* Input data

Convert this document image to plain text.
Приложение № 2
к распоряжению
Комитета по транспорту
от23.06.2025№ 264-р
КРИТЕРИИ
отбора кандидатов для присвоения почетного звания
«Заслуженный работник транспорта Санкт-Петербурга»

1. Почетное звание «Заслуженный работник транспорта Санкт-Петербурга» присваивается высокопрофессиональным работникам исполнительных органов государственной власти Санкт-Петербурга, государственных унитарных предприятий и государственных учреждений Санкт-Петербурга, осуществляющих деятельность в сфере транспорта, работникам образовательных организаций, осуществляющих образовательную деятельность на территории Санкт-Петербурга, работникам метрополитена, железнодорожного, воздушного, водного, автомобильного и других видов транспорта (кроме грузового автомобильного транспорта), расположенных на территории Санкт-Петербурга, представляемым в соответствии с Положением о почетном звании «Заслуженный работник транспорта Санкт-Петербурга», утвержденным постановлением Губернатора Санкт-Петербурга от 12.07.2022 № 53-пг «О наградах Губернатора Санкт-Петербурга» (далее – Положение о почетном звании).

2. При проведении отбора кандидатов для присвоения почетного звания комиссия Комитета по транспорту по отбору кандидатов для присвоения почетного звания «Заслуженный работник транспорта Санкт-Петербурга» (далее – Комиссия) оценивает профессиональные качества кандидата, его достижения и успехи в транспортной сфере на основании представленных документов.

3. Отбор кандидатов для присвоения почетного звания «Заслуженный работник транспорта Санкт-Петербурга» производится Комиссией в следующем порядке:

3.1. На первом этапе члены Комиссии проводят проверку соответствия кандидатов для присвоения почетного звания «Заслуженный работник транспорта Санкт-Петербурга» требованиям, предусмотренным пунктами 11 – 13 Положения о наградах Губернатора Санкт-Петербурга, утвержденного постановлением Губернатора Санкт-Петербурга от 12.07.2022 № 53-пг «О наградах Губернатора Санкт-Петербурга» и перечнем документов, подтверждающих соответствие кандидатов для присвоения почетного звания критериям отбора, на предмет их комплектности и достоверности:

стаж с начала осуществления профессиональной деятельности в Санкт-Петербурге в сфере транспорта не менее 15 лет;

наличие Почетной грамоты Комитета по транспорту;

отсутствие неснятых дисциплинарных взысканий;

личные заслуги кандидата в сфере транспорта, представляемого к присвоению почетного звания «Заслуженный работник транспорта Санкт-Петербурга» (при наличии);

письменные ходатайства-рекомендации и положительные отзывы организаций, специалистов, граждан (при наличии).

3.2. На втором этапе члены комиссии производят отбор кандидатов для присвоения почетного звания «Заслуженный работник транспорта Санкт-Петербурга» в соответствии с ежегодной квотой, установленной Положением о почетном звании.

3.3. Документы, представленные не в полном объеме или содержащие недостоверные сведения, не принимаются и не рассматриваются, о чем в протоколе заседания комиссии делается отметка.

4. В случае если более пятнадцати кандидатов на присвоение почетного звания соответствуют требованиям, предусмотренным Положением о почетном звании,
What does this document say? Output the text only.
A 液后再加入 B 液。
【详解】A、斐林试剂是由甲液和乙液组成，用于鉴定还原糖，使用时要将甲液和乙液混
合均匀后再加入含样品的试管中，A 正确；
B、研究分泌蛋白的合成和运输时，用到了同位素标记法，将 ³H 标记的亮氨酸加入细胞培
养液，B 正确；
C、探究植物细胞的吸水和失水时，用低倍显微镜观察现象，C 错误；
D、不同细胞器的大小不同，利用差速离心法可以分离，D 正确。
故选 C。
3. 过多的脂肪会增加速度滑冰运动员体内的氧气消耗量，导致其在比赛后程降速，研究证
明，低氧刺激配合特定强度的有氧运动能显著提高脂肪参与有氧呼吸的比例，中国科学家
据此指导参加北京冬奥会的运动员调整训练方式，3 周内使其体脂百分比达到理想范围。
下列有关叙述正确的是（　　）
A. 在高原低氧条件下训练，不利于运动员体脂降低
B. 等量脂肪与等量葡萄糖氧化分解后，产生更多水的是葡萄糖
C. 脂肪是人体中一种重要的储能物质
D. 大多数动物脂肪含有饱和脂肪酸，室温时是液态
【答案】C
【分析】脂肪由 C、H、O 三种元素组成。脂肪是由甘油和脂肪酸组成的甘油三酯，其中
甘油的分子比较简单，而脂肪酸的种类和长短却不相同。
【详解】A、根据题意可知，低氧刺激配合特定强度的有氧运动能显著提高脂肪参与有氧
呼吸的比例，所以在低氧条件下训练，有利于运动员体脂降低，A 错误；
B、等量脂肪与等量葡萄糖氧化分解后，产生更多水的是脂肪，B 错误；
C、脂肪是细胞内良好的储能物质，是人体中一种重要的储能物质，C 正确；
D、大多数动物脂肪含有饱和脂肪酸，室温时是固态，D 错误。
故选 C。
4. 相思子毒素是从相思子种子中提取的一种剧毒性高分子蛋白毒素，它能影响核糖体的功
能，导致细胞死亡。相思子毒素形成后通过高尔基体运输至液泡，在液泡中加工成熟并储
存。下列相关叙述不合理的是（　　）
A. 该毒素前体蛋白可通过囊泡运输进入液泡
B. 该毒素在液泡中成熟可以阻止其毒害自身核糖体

* Written problem
Output the full listing exactly as it stands.

* The answer
Convert this document image to plain text.
Приложение № 2
к распоряжению
Комитета по транспорту
от23.06.2025№ 264-р
КРИТЕРИИ
отбора кандидатов для присвоения почетного звания
«Заслуженный работник транспорта Санкт-Петербурга»

1. Почетное звание «Заслуженный работник транспорта Санкт-Петербурга» присваивается высокопрофессиональным работникам исполнительных органов государственной власти Санкт-Петербурга, государственных унитарных предприятий и государственных учреждений Санкт-Петербурга, осуществляющих деятельность в сфере транспорта, работникам образовательных организаций, осуществляющих образовательную деятельность на территории Санкт-Петербурга, работникам метрополитена, железнодорожного, воздушного, водного, автомобильного и других видов транспорта (кроме грузового автомобильного транспорта), расположенных на территории Санкт-Петербурга, представляемым в соответствии с Положением о почетном звании «Заслуженный работник транспорта Санкт-Петербурга», утвержденным постановлением Губернатора Санкт-Петербурга от 12.07.2022 № 53-пг «О наградах Губернатора Санкт-Петербурга» (далее – Положение о почетном звании).

2. При проведении отбора кандидатов для присвоения почетного звания комиссия Комитета по транспорту по отбору кандидатов для присвоения почетного звания «Заслуженный работник транспорта Санкт-Петербурга» (далее – Комиссия) оценивает профессиональные качества кандидата, его достижения и успехи в транспортной сфере на основании представленных документов.

3. Отбор кандидатов для присвоения почетного звания «Заслуженный работник транспорта Санкт-Петербурга» производится Комиссией в следующем порядке:

3.1. На первом этапе члены Комиссии проводят проверку соответствия кандидатов для присвоения почетного звания «Заслуженный работник транспорта Санкт-Петербурга» требованиям, предусмотренным пунктами 11 – 13 Положения о наградах Губернатора Санкт-Петербурга, утвержденного постановлением Губернатора Санкт-Петербурга от 12.07.2022 № 53-пг «О наградах Губернатора Санкт-Петербурга» и перечнем документов, подтверждающих соответствие кандидатов для присвоения почетного звания критериям отбора, на предмет их комплектности и достоверности:

стаж с начала осуществления профессиональной деятельности в Санкт-Петербурге в сфере транспорта не менее 15 лет;

наличие Почетной грамоты Комитета по транспорту;

отсутствие неснятых дисциплинарных взысканий;

личные заслуги кандидата в сфере транспорта, представляемого к присвоению почетного звания «Заслуженный работник транспорта Санкт-Петербурга» (при наличии);

письменные ходатайства-рекомендации и положительные отзывы организаций, специалистов, граждан (при наличии).

3.2. На втором этапе члены комиссии производят отбор кандидатов для присвоения почетного звания «Заслуженный работник транспорта Санкт-Петербурга» в соответствии с ежегодной квотой, установленной Положением о почетном звании.

3.3. Документы, представленные не в полном объеме или содержащие недостоверные сведения, не принимаются и не рассматриваются, о чем в протоколе заседания комиссии делается отметка.

4. В случае если более пятнадцати кандидатов на присвоение почетного звания соответствуют требованиям, предусмотренным Положением о почетном звании,
What does this document say? Output the text only.
A 液后再加入 B 液。
【详解】A、斐林试剂是由甲液和乙液组成，用于鉴定还原糖，使用时要将甲液和乙液混
合均匀后再加入含样品的试管中，A 正确；
B、研究分泌蛋白的合成和运输时，用到了同位素标记法，将 ³H 标记的亮氨酸加入细胞培
养液，B 正确；
C、探究植物细胞的吸水和失水时，用低倍显微镜观察现象，C 错误；
D、不同细胞器的大小不同，利用差速离心法可以分离，D 正确。
故选 C。
3. 过多的脂肪会增加速度滑冰运动员体内的氧气消耗量，导致其在比赛后程降速，研究证
明，低氧刺激配合特定强度的有氧运动能显著提高脂肪参与有氧呼吸的比例，中国科学家
据此指导参加北京冬奥会的运动员调整训练方式，3 周内使其体脂百分比达到理想范围。
下列有关叙述正确的是（　　）
A. 在高原低氧条件下训练，不利于运动员体脂降低
B. 等量脂肪与等量葡萄糖氧化分解后，产生更多水的是葡萄糖
C. 脂肪是人体中一种重要的储能物质
D. 大多数动物脂肪含有饱和脂肪酸，室温时是液态
【答案】C
【分析】脂肪由 C、H、O 三种元素组成。脂肪是由甘油和脂肪酸组成的甘油三酯，其中
甘油的分子比较简单，而脂肪酸的种类和长短却不相同。
【详解】A、根据题意可知，低氧刺激配合特定强度的有氧运动能显著提高脂肪参与有氧
呼吸的比例，所以在低氧条件下训练，有利于运动员体脂降低，A 错误；
B、等量脂肪与等量葡萄糖氧化分解后，产生更多水的是脂肪，B 错误；
C、脂肪是细胞内良好的储能物质，是人体中一种重要的储能物质，C 正确；
D、大多数动物脂肪含有饱和脂肪酸，室温时是固态，D 错误。
故选 C。
4. 相思子毒素是从相思子种子中提取的一种剧毒性高分子蛋白毒素，它能影响核糖体的功
能，导致细胞死亡。相思子毒素形成后通过高尔基体运输至液泡，在液泡中加工成熟并储
存。下列相关叙述不合理的是（　　）
A. 该毒素前体蛋白可通过囊泡运输进入液泡
B. 该毒素在液泡中成熟可以阻止其毒害自身核糖体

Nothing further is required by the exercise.